>> start Records to use

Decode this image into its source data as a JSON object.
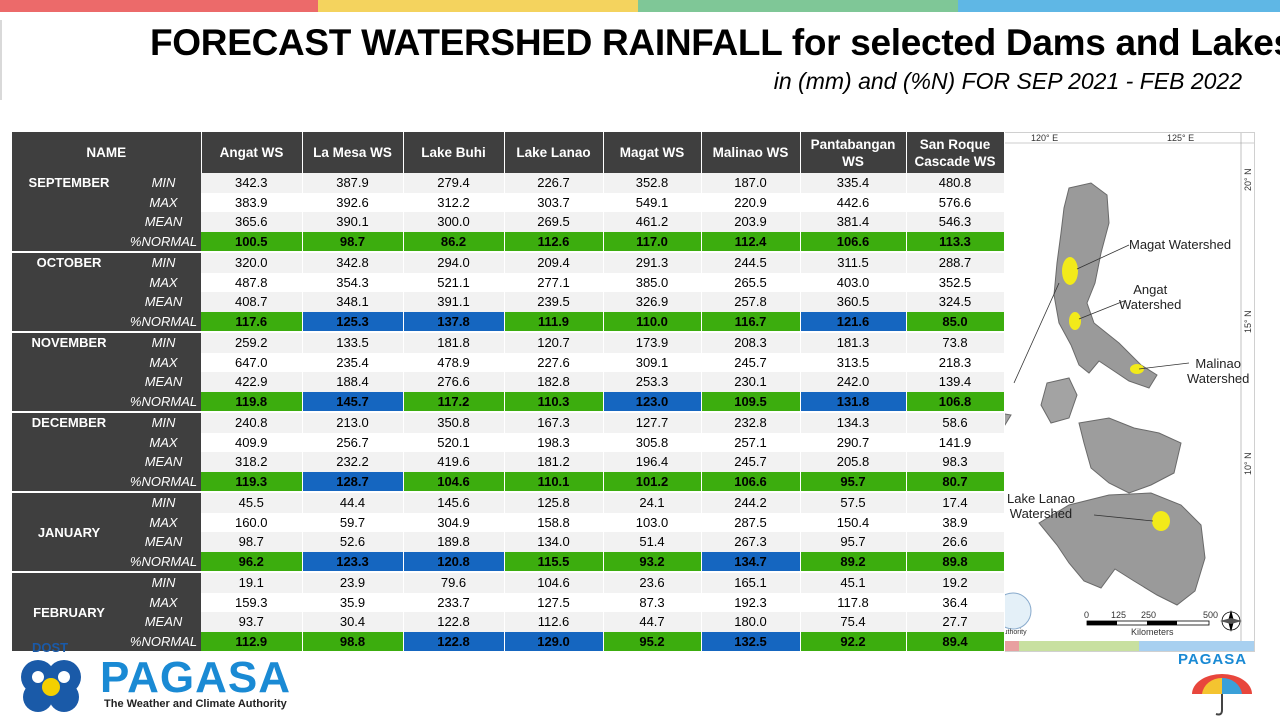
{
  "colors": {
    "topbar": [
      "#ec6a6a",
      "#f4d35e",
      "#7fc797",
      "#5fb7e5"
    ],
    "header_bg": "#3f3f3f",
    "normal_green": "#3cad0e",
    "normal_blue": "#1566c0"
  },
  "title": "FORECAST WATERSHED RAINFALL  for selected Dams and Lakes",
  "subtitle": "in (mm) and (%N) FOR SEP 2021 - FEB 2022",
  "table": {
    "name_header": "NAME",
    "columns": [
      "Angat WS",
      "La Mesa WS",
      "Lake Buhi",
      "Lake Lanao",
      "Magat WS",
      "Malinao WS",
      "Pantabangan WS",
      "San Roque Cascade WS"
    ],
    "stat_labels": [
      "MIN",
      "MAX",
      "MEAN",
      "%NORMAL"
    ],
    "months": [
      {
        "name": "SEPTEMBER",
        "min": [
          "342.3",
          "387.9",
          "279.4",
          "226.7",
          "352.8",
          "187.0",
          "335.4",
          "480.8"
        ],
        "max": [
          "383.9",
          "392.6",
          "312.2",
          "303.7",
          "549.1",
          "220.9",
          "442.6",
          "576.6"
        ],
        "mean": [
          "365.6",
          "390.1",
          "300.0",
          "269.5",
          "461.2",
          "203.9",
          "381.4",
          "546.3"
        ],
        "normal": [
          "100.5",
          "98.7",
          "86.2",
          "112.6",
          "117.0",
          "112.4",
          "106.6",
          "113.3"
        ],
        "normal_class": [
          "green",
          "green",
          "green",
          "green",
          "green",
          "green",
          "green",
          "green"
        ]
      },
      {
        "name": "OCTOBER",
        "min": [
          "320.0",
          "342.8",
          "294.0",
          "209.4",
          "291.3",
          "244.5",
          "311.5",
          "288.7"
        ],
        "max": [
          "487.8",
          "354.3",
          "521.1",
          "277.1",
          "385.0",
          "265.5",
          "403.0",
          "352.5"
        ],
        "mean": [
          "408.7",
          "348.1",
          "391.1",
          "239.5",
          "326.9",
          "257.8",
          "360.5",
          "324.5"
        ],
        "normal": [
          "117.6",
          "125.3",
          "137.8",
          "111.9",
          "110.0",
          "116.7",
          "121.6",
          "85.0"
        ],
        "normal_class": [
          "green",
          "blue",
          "blue",
          "green",
          "green",
          "green",
          "blue",
          "green"
        ]
      },
      {
        "name": "NOVEMBER",
        "min": [
          "259.2",
          "133.5",
          "181.8",
          "120.7",
          "173.9",
          "208.3",
          "181.3",
          "73.8"
        ],
        "max": [
          "647.0",
          "235.4",
          "478.9",
          "227.6",
          "309.1",
          "245.7",
          "313.5",
          "218.3"
        ],
        "mean": [
          "422.9",
          "188.4",
          "276.6",
          "182.8",
          "253.3",
          "230.1",
          "242.0",
          "139.4"
        ],
        "normal": [
          "119.8",
          "145.7",
          "117.2",
          "110.3",
          "123.0",
          "109.5",
          "131.8",
          "106.8"
        ],
        "normal_class": [
          "green",
          "blue",
          "green",
          "green",
          "blue",
          "green",
          "blue",
          "green"
        ]
      },
      {
        "name": "DECEMBER",
        "min": [
          "240.8",
          "213.0",
          "350.8",
          "167.3",
          "127.7",
          "232.8",
          "134.3",
          "58.6"
        ],
        "max": [
          "409.9",
          "256.7",
          "520.1",
          "198.3",
          "305.8",
          "257.1",
          "290.7",
          "141.9"
        ],
        "mean": [
          "318.2",
          "232.2",
          "419.6",
          "181.2",
          "196.4",
          "245.7",
          "205.8",
          "98.3"
        ],
        "normal": [
          "119.3",
          "128.7",
          "104.6",
          "110.1",
          "101.2",
          "106.6",
          "95.7",
          "80.7"
        ],
        "normal_class": [
          "green",
          "blue",
          "green",
          "green",
          "green",
          "green",
          "green",
          "green"
        ]
      },
      {
        "name": "JANUARY",
        "min": [
          "45.5",
          "44.4",
          "145.6",
          "125.8",
          "24.1",
          "244.2",
          "57.5",
          "17.4"
        ],
        "max": [
          "160.0",
          "59.7",
          "304.9",
          "158.8",
          "103.0",
          "287.5",
          "150.4",
          "38.9"
        ],
        "mean": [
          "98.7",
          "52.6",
          "189.8",
          "134.0",
          "51.4",
          "267.3",
          "95.7",
          "26.6"
        ],
        "normal": [
          "96.2",
          "123.3",
          "120.8",
          "115.5",
          "93.2",
          "134.7",
          "89.2",
          "89.8"
        ],
        "normal_class": [
          "green",
          "blue",
          "blue",
          "green",
          "green",
          "blue",
          "green",
          "green"
        ]
      },
      {
        "name": "FEBRUARY",
        "min": [
          "19.1",
          "23.9",
          "79.6",
          "104.6",
          "23.6",
          "165.1",
          "45.1",
          "19.2"
        ],
        "max": [
          "159.3",
          "35.9",
          "233.7",
          "127.5",
          "87.3",
          "192.3",
          "117.8",
          "36.4"
        ],
        "mean": [
          "93.7",
          "30.4",
          "122.8",
          "112.6",
          "44.7",
          "180.0",
          "75.4",
          "27.7"
        ],
        "normal": [
          "112.9",
          "98.8",
          "122.8",
          "129.0",
          "95.2",
          "132.5",
          "92.2",
          "89.4"
        ],
        "normal_class": [
          "green",
          "green",
          "blue",
          "blue",
          "green",
          "blue",
          "green",
          "green"
        ]
      }
    ]
  },
  "map": {
    "labels": {
      "magat": "Magat Watershed",
      "angat": "Angat\nWatershed",
      "malinao": "Malinao\nWatershed",
      "lanao": "Lake Lanao\nWatershed",
      "cascade": "ascade",
      "gan": "gan",
      "ed": "ed",
      "n": "n"
    },
    "coords": {
      "lon1": "120° E",
      "lon2": "125° E",
      "lat20": "20° N",
      "lat15": "15° N",
      "lat10": "10° N"
    },
    "scale": {
      "ticks": [
        "0",
        "125",
        "250",
        "500"
      ],
      "unit": "Kilometers"
    },
    "credit": "Authority"
  },
  "logos": {
    "dost": "DOST",
    "pagasa": "PAGASA",
    "tagline": "The Weather and Climate Authority",
    "pagasa_small": "PAGASA"
  }
}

>> end Records to use

From the data, collect all lines where the string "Authority" appears.

    "credit": "Authority"
    "tagline": "The Weather and Climate Authority",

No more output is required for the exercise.